"""

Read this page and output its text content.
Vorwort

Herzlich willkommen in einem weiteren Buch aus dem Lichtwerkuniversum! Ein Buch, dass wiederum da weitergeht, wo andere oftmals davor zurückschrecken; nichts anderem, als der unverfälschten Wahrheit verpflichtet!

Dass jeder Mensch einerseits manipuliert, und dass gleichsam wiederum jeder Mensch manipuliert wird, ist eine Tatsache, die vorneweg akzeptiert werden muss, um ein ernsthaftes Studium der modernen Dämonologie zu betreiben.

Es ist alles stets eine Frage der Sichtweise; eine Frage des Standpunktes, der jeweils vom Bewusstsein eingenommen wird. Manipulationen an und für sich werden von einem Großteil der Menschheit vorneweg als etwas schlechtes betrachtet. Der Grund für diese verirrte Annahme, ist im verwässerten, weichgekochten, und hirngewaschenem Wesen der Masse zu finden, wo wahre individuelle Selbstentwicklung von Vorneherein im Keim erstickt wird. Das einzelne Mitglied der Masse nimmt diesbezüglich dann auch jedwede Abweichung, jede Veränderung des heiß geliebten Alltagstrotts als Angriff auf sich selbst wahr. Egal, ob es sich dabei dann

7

"""

Task directions: For this exercise, transcribe all the records exactly.

Response to the task:
Read this page and output its text content.
Vorwort

Herzlich willkommen in einem weiteren Buch aus dem Lichtwerkuniversum! Ein Buch, dass wiederum da weitergeht, wo andere oftmals davor zurückschrecken; nichts anderem, als der unverfälschten Wahrheit verpflichtet!

Dass jeder Mensch einerseits manipuliert, und dass gleichsam wiederum jeder Mensch manipuliert wird, ist eine Tatsache, die vorneweg akzeptiert werden muss, um ein ernsthaftes Studium der modernen Dämonologie zu betreiben.

Es ist alles stets eine Frage der Sichtweise; eine Frage des Standpunktes, der jeweils vom Bewusstsein eingenommen wird. Manipulationen an und für sich werden von einem Großteil der Menschheit vorneweg als etwas schlechtes betrachtet. Der Grund für diese verirrte Annahme, ist im verwässerten, weichgekochten, und hirngewaschenem Wesen der Masse zu finden, wo wahre individuelle Selbstentwicklung von Vorneherein im Keim erstickt wird. Das einzelne Mitglied der Masse nimmt diesbezüglich dann auch jedwede Abweichung, jede Veränderung des heiß geliebten Alltagstrotts als Angriff auf sich selbst wahr. Egal, ob es sich dabei dann

7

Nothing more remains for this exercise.